**EXCERTO:**
============

Em Fátima pequei por ti. Peregrinação aos santuários da má vida

foto3A cidade das aparições não vive apenas da fé. Na noite mais sagrada do ano, conheça o outro lado, das festas, copos e dos bares duvidosos.

 

A casa fica perdida numa das estradas secundárias de acesso a Fátima. Por estes dias, a terra afamada pelas aparições está a rebentar pelas costuras. E aqui, no lugar onde nos encontramos, a meia dúzia de quilómetros do centro da cidade, os espaços para estacionar também se esgotaram. Enquanto o Papa Bento XVI celebra a missa para centenas de milhares de fiéis, há quem esteja de peregrinação a outro “santuário”. Homens para quem a fé veste saia curta com botas altas, usa pestanas falsas e fala com sotaque.

É um dos bares mais antigos e bem conhecido dos habitantes de Fátima. Quem o visita diz ser “um sítio como outro qualquer”. “Bebe-se um copo e fala-se com uma miúda. O resto depende da tua sorte”, avança a custo o proprietário. Explicamos que estamos a fazer um roteiro de Fátima alternativo. Primeiro ao homem que está na porta, depois ao dono. Nem um nem outro quer falar. Os jornalistas não são bem-vindos aqui. “A maior parte dos clientes gosta de ter a sua privacidade”, emenda o dono. Ainda assim, convida-nos a ver o espaço.

============

**DADOS FORNECIDOS:**
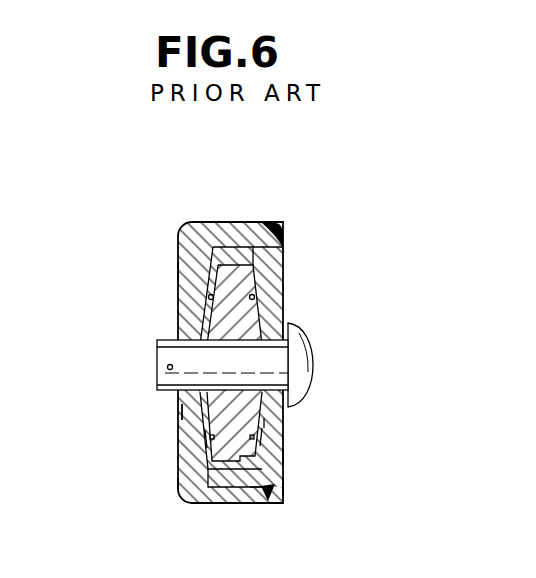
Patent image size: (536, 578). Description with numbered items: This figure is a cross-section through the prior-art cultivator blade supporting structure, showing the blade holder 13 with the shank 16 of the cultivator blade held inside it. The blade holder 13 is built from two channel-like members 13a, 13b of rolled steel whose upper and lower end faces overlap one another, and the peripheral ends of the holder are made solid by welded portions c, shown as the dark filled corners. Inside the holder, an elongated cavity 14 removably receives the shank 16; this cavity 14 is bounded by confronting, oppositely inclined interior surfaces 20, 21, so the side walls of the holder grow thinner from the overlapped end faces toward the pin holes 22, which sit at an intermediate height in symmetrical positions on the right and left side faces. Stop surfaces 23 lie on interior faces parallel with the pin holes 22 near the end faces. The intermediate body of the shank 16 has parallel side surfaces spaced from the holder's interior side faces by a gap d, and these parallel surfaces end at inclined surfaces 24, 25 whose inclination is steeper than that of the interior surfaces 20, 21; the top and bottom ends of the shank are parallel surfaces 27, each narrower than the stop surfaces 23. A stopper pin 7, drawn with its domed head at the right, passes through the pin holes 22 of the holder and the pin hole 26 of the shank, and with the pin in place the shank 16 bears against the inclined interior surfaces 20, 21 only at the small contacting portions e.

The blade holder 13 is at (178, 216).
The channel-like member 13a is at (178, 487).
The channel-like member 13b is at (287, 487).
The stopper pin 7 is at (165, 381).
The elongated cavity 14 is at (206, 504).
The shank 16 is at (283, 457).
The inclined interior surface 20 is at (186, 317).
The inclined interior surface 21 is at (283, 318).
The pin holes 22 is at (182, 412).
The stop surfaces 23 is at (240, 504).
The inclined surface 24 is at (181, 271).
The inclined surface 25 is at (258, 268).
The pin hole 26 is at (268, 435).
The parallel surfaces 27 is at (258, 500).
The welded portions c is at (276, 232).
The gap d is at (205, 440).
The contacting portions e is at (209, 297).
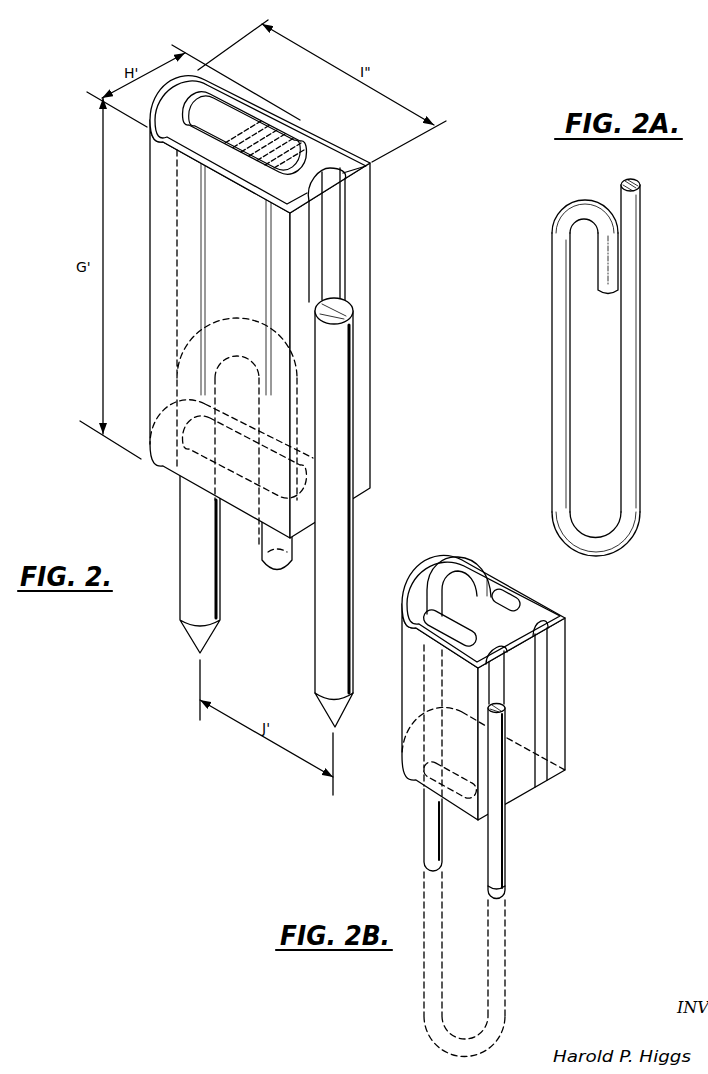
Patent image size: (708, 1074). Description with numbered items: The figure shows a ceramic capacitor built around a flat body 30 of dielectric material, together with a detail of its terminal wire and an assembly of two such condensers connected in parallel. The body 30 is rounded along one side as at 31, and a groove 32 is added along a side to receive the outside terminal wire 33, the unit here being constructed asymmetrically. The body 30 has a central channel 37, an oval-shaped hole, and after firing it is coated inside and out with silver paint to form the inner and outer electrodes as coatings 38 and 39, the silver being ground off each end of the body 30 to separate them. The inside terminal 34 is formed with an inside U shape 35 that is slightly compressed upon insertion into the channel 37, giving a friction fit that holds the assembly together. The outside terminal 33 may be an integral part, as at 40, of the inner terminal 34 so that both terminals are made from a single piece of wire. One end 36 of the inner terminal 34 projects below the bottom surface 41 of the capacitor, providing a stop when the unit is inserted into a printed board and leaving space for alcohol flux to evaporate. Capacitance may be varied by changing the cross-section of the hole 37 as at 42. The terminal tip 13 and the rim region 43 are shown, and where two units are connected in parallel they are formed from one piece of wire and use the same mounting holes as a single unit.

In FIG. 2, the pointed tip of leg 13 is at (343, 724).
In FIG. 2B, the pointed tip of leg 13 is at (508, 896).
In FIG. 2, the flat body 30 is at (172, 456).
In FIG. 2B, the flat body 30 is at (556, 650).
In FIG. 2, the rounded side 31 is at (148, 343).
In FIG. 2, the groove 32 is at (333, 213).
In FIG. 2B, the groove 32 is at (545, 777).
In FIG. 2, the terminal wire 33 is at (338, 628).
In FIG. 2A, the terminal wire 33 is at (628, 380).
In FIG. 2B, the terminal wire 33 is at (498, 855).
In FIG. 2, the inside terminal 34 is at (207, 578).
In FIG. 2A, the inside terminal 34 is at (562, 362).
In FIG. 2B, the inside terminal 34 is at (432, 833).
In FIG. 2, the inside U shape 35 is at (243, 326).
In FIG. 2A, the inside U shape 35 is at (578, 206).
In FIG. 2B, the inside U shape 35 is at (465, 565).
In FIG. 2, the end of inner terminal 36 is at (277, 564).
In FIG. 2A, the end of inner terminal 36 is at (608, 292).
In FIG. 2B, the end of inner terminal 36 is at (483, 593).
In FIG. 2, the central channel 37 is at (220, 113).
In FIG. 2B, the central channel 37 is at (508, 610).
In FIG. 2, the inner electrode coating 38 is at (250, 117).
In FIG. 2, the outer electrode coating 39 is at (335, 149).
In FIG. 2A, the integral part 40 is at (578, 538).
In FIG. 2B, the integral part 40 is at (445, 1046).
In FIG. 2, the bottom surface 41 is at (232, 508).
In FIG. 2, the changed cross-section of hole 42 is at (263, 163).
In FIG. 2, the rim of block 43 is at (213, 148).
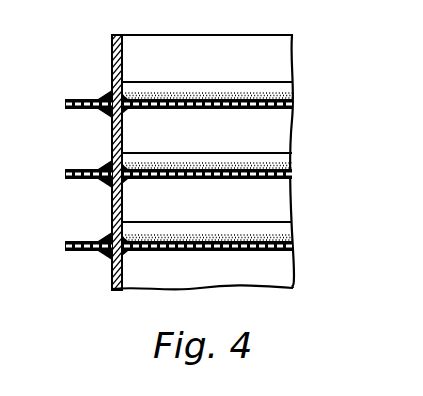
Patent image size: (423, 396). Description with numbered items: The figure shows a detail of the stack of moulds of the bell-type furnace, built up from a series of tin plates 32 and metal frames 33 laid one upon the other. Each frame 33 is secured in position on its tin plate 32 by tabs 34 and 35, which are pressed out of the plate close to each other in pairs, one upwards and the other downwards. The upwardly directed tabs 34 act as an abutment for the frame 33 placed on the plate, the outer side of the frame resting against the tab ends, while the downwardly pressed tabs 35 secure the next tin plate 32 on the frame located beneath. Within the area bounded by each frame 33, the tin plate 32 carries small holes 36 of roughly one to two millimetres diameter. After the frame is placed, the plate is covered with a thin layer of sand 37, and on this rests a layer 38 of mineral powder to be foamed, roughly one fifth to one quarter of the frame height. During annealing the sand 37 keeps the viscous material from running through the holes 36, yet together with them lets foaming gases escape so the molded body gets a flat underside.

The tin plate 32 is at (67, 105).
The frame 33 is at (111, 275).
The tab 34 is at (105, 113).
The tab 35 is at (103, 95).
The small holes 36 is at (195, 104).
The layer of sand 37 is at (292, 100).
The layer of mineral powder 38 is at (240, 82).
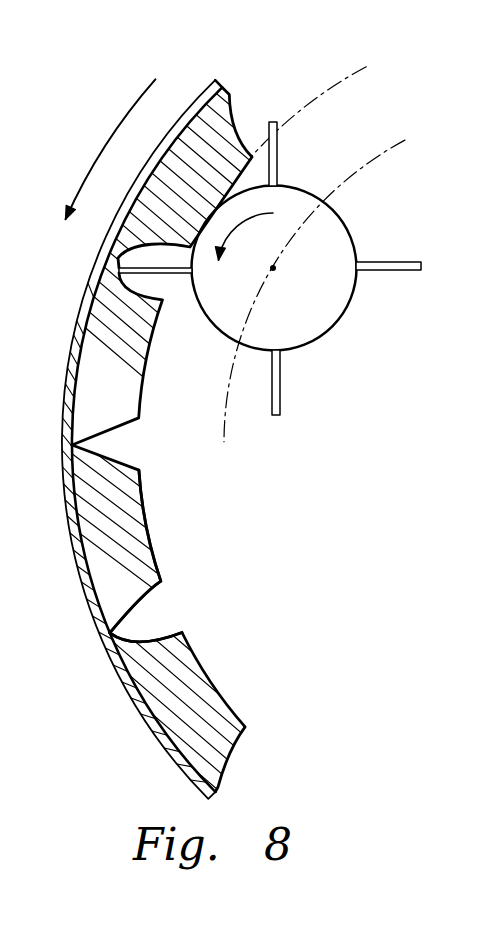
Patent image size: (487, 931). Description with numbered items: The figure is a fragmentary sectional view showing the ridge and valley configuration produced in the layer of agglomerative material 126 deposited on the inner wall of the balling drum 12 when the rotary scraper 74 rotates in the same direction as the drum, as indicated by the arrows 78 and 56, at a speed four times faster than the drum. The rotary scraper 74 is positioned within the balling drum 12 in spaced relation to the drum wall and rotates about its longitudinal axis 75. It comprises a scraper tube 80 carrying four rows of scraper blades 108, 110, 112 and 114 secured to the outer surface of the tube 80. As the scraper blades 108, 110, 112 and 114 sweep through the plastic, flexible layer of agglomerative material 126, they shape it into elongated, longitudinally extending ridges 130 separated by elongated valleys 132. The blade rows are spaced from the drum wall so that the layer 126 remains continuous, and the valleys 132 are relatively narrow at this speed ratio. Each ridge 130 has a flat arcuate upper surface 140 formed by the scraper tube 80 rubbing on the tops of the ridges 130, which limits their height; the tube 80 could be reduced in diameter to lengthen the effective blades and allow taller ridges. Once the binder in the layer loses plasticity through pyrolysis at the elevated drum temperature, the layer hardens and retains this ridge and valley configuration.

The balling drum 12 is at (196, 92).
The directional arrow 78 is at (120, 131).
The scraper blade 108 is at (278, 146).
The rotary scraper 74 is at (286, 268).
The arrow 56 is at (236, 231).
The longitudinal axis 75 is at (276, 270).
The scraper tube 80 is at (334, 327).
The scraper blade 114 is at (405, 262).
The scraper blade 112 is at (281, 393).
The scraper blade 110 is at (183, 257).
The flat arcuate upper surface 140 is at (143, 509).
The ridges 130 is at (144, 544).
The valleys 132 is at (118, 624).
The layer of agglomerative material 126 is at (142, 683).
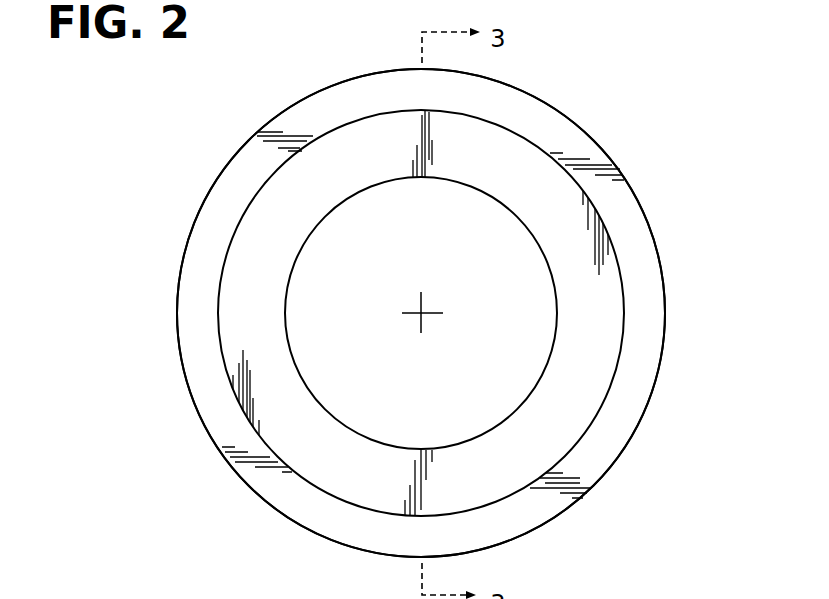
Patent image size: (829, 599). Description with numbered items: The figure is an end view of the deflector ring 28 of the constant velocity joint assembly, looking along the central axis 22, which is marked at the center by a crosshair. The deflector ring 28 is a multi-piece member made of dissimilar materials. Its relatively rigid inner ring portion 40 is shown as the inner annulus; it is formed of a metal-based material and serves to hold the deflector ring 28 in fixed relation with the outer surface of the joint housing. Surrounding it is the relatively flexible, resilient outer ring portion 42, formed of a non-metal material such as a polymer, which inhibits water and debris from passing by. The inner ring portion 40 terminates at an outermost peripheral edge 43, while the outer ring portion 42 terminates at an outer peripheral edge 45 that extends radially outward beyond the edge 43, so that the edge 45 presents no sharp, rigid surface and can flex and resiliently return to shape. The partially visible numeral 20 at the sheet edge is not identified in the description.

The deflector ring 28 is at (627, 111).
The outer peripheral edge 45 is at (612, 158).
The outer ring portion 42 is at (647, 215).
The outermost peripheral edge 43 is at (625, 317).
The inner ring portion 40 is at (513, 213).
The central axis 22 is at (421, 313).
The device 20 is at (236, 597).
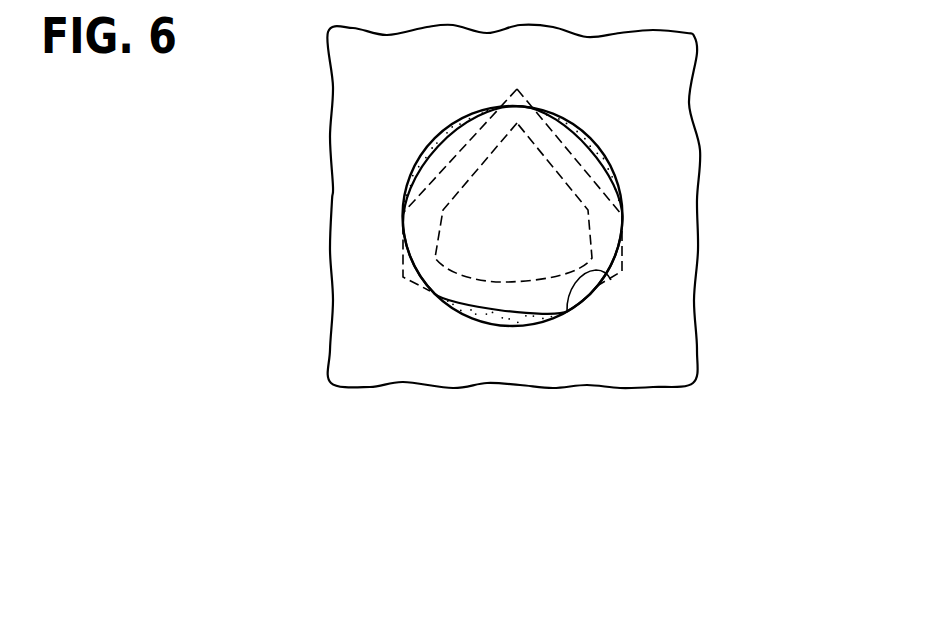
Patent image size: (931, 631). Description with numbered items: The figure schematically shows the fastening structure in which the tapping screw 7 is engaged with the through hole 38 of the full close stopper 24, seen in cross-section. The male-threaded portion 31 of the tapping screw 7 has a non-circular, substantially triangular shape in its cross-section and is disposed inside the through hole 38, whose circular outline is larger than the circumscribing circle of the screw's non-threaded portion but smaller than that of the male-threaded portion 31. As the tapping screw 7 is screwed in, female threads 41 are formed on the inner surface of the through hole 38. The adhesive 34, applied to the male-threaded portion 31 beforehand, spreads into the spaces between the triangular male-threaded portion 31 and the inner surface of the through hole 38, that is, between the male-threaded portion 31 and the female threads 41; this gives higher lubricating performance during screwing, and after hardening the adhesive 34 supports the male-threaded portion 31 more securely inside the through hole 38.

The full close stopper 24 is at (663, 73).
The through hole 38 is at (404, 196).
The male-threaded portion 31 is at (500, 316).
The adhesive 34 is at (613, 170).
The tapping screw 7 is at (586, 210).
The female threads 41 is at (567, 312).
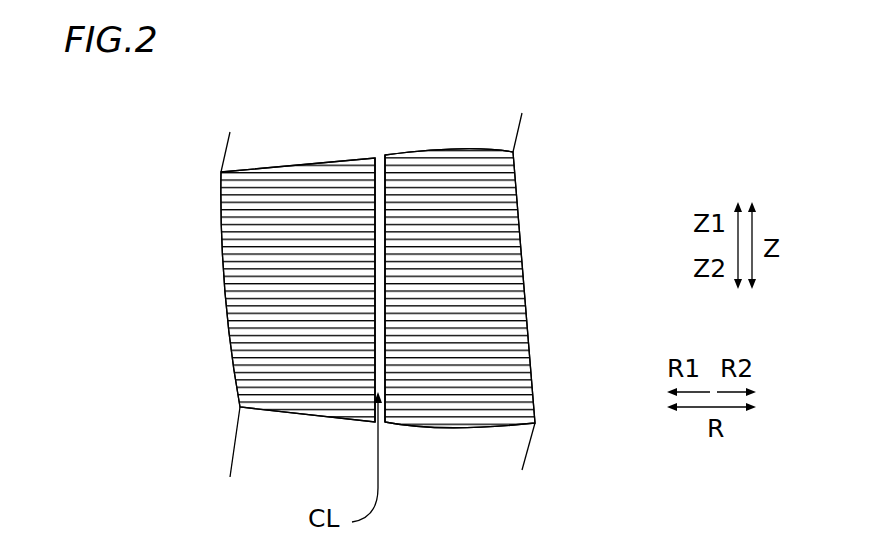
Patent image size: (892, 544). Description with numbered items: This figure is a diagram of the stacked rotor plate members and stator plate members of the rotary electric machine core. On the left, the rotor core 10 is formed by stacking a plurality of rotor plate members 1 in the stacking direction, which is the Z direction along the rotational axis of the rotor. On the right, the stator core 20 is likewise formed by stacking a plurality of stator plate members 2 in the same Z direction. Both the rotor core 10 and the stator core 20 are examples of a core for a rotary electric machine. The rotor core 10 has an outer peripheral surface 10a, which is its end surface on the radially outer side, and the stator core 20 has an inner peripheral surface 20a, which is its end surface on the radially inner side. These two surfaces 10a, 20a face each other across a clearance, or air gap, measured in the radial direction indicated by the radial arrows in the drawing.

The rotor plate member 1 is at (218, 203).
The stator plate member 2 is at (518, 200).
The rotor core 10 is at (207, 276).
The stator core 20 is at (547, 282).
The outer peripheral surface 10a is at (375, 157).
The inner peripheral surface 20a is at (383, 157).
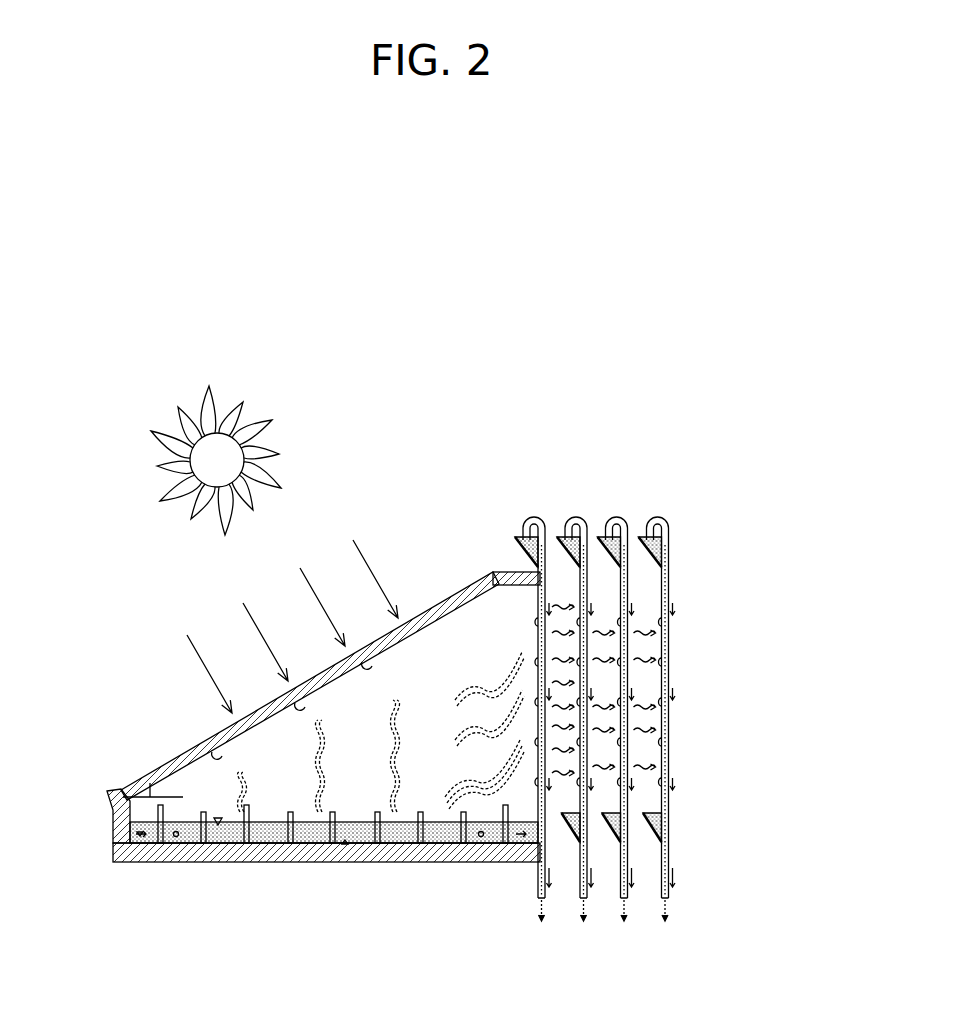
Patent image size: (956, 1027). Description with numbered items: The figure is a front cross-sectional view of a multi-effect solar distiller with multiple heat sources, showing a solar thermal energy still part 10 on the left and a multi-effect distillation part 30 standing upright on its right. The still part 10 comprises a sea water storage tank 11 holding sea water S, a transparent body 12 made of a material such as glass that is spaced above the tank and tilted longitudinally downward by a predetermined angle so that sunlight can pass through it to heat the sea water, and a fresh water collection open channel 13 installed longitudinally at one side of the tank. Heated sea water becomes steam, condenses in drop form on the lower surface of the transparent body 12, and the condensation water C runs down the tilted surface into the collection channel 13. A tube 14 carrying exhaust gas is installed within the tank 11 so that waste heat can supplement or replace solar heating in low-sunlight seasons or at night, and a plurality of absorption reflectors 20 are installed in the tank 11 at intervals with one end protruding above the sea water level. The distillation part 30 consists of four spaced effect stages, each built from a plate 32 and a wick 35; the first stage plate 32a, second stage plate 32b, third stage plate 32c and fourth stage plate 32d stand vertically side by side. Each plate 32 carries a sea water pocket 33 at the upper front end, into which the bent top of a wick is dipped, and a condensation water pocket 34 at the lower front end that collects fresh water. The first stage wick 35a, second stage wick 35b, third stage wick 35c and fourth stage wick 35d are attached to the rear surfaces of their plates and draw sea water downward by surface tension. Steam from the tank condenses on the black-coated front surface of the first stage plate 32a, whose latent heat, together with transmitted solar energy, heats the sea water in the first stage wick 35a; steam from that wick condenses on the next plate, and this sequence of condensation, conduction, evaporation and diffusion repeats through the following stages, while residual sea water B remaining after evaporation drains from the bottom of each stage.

============

**ENUNCIADO DA TAREFA:**
Prossiga a reportagem sobre o lado boémio de Fátima a partir da última frase apresentada.

**RESPOSTA À TAREFA:**
 

Lá dentro, num ambiente escuro, oito mulheres estão sentadas nas mesas da entrada. Há um pequeno palco com um varão de striptease e umas cortinas escuras que dão para uma sala discreta ao fundo da pista. “Para tomar um copo mais íntimo”, explica o dono. As mulheres, quase todas de nacionalidade estrangeira, observam os homens de cima a baixo e fazem permanentes investidas de sedução, antes de avançarem com conversa.
“O negócio não anda bem para estes lados, a clientela escasseia”, queixa-se uma delas, brasileira, depois da nega de um cliente para lhe oferecer um copo. Hoje, porém, é um dia excepcional: com tantos forasteiros na cidade, há novos clientes encostados ao balcão. Uma raridade, garante o dono. “A maior parte costumam ser pessoas conhecidas”, diz enquanto faz contas às caras familiares. “Hoje não conheço praticamente ninguém.” Apesar dos motivos da peregrinação não se compadecerem com visitas a casas de alterne, há quem procure este tipo de diversão nos intervalos da fé. “Olhe que até padres nos visitam.”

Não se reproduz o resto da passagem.